Aim of the exercise - Work out how many lines of the records contain "Antal". Answer with the number and nothing else.

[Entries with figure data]

******

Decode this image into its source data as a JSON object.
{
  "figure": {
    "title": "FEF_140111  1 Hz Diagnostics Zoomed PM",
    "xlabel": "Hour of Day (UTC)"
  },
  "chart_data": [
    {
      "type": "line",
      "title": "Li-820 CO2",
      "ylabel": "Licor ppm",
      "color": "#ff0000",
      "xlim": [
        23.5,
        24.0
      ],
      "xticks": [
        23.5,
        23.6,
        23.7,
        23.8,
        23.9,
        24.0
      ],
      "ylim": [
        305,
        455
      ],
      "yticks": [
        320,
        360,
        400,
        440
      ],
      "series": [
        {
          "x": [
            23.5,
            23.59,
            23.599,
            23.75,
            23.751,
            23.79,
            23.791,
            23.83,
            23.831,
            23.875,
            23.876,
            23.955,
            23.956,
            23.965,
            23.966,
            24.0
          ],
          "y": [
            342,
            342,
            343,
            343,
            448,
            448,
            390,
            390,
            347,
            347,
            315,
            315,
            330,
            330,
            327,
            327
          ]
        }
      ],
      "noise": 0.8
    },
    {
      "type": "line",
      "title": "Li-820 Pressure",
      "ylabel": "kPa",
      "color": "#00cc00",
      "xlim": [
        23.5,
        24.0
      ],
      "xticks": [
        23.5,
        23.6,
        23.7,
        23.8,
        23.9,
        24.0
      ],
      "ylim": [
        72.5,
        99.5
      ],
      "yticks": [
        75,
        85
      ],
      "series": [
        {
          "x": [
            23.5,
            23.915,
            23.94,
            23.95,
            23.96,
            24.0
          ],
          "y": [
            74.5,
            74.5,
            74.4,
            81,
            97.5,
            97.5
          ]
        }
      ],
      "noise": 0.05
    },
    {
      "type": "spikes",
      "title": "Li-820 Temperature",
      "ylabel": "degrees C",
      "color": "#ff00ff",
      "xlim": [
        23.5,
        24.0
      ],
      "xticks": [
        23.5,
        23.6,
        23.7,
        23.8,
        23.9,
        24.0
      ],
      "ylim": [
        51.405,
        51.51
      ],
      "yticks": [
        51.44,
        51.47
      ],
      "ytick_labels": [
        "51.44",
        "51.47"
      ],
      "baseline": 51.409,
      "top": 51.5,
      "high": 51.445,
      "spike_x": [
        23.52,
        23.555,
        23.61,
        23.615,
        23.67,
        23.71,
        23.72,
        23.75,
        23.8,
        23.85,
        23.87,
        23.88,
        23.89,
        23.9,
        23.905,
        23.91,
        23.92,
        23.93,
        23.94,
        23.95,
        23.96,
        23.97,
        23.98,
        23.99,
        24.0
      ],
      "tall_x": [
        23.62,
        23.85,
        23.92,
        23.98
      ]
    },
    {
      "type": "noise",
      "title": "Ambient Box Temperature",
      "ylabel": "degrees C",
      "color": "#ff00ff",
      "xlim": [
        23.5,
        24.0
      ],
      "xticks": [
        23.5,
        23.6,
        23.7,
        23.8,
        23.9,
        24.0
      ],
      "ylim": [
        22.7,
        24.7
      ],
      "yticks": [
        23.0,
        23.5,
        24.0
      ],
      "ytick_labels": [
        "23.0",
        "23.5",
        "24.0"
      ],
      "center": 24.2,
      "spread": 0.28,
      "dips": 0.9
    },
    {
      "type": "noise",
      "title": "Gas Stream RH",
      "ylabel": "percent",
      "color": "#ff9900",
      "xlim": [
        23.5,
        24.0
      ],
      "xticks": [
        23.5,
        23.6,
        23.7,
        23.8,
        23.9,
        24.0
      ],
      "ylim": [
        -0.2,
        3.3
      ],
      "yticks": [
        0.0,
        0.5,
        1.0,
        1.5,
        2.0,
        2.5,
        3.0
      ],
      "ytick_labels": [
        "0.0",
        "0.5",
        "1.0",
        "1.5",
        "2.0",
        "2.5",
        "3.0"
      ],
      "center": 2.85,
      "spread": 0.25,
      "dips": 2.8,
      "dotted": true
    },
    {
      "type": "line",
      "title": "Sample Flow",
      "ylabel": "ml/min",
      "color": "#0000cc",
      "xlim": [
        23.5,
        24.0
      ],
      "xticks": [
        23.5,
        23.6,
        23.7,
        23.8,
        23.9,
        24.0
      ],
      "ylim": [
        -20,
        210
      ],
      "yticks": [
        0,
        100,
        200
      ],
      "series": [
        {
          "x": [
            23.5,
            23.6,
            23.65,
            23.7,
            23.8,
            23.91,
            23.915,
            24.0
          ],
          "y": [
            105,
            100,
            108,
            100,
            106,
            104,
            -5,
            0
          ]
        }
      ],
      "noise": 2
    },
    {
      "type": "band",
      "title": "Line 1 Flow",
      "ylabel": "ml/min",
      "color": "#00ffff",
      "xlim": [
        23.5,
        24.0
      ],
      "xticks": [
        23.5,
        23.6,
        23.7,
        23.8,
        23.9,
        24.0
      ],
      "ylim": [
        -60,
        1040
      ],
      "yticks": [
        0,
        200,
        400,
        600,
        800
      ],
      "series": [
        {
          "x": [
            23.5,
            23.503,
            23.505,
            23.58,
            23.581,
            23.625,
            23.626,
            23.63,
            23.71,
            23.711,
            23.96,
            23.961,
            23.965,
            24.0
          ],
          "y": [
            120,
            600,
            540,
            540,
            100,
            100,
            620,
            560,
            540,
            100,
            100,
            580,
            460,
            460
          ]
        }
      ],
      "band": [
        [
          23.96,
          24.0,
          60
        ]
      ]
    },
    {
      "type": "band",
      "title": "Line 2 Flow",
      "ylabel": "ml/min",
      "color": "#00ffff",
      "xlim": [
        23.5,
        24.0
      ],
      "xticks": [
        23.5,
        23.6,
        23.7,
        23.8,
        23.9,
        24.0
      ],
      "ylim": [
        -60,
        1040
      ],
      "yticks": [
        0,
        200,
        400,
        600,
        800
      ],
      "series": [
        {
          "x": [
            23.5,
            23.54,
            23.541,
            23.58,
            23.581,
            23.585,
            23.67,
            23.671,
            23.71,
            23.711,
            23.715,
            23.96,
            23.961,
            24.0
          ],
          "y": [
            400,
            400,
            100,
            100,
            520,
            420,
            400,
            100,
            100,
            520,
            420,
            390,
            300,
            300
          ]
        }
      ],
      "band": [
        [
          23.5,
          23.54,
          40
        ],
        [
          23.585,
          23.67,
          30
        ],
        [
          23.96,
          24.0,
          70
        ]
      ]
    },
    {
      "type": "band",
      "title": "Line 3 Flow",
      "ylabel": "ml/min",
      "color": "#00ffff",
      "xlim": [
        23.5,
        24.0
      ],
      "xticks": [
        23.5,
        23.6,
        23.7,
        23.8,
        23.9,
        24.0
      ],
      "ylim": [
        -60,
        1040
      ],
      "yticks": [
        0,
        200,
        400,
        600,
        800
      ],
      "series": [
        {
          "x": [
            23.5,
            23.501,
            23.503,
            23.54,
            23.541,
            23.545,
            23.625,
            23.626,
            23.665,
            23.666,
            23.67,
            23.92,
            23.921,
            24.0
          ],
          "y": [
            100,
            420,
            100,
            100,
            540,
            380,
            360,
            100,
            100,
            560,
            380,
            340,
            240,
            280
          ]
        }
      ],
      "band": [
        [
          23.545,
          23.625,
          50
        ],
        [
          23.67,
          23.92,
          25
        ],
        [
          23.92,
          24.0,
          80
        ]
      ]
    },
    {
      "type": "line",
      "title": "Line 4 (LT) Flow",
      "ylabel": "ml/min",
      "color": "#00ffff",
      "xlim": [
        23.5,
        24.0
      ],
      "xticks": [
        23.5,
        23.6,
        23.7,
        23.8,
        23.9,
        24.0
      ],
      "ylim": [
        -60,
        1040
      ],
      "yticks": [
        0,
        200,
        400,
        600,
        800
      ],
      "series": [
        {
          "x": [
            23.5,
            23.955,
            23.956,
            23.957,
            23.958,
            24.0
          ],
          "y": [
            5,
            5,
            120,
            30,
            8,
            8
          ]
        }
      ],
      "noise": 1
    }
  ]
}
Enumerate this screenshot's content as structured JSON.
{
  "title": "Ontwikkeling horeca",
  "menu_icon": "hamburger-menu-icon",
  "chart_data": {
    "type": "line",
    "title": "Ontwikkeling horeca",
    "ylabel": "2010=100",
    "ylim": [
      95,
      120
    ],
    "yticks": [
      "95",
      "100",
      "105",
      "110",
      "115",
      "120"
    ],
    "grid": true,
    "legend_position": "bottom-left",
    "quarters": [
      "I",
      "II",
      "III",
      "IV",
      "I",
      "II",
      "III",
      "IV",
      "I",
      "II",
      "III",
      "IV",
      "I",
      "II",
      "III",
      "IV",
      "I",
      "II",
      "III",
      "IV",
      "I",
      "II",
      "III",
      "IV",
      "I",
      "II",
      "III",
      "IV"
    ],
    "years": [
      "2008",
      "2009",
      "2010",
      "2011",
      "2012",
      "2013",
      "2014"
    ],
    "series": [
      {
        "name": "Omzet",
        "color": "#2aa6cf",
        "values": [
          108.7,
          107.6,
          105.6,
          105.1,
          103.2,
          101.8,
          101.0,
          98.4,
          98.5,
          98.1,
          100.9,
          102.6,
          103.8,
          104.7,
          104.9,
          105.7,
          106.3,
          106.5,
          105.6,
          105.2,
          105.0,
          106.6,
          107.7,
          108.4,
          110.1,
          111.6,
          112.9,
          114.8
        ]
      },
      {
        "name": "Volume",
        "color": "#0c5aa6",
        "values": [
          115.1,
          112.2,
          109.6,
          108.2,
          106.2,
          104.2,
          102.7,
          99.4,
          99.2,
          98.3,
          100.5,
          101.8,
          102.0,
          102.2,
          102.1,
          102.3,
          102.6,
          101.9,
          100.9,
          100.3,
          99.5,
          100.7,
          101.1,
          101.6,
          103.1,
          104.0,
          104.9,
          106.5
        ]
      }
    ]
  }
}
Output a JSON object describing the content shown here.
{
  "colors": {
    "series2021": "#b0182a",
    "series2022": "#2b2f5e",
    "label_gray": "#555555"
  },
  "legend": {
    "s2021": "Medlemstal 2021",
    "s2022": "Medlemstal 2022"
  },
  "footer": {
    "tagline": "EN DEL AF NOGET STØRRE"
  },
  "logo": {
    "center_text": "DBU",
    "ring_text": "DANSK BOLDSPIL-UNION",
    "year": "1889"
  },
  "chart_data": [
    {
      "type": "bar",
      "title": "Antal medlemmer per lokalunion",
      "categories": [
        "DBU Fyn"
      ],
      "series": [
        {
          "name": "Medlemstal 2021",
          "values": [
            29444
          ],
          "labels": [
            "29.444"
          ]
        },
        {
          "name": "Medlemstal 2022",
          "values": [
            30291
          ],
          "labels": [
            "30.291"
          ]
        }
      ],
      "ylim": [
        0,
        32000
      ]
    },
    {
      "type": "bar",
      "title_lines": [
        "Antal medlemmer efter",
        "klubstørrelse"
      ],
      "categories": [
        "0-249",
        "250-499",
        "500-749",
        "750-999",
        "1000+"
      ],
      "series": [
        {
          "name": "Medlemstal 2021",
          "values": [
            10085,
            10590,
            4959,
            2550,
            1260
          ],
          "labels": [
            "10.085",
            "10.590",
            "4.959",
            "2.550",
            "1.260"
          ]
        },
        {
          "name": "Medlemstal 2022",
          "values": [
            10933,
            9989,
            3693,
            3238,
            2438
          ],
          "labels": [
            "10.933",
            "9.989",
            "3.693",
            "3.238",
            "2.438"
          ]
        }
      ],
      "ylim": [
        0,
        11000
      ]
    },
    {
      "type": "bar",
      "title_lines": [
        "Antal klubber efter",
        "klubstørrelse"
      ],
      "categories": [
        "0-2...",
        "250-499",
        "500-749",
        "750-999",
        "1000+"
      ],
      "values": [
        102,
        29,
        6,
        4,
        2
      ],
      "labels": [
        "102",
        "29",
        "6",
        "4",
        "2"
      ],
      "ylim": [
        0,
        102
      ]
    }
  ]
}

******

Answer to this exercise - 3